:: Work required ::
Show every line containing "факультативных" by copying it.

:: Rows ::
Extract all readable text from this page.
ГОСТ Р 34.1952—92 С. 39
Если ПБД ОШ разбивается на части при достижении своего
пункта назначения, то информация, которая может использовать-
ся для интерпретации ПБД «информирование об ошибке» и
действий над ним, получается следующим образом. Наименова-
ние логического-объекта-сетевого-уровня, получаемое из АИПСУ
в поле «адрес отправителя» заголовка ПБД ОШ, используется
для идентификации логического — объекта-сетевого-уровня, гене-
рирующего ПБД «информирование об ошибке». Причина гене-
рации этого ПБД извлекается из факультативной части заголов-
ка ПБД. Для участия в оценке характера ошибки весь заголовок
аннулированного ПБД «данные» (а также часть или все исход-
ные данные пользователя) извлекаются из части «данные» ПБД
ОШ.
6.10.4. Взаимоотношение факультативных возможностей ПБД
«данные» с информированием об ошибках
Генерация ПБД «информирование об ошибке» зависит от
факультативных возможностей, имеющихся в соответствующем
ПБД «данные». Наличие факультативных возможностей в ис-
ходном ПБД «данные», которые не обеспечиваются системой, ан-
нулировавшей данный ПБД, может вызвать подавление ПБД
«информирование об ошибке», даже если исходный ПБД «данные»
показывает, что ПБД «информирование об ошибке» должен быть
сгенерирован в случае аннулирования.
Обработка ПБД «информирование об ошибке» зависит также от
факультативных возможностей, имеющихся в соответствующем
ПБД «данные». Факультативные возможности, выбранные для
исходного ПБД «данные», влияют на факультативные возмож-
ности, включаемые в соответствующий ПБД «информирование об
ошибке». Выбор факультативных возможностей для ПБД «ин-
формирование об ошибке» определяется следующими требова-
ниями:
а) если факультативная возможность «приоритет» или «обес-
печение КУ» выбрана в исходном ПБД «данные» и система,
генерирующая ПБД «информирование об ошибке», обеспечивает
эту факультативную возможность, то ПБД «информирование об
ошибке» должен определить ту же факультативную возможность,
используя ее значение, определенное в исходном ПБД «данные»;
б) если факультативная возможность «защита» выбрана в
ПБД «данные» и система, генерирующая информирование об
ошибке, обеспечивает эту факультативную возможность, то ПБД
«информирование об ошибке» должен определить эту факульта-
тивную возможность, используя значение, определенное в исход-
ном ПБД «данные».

:: Problem solution ::
6.10.4. Взаимоотношение факультативных возможностей ПБД
факультативных возможностей, имеющихся в соответствующем
ПБД «данные». Наличие факультативных возможностей в ис-
факультативных возможностей, имеющихся в соответствующем
ошибке». Выбор факультативных возможностей для ПБД «ин-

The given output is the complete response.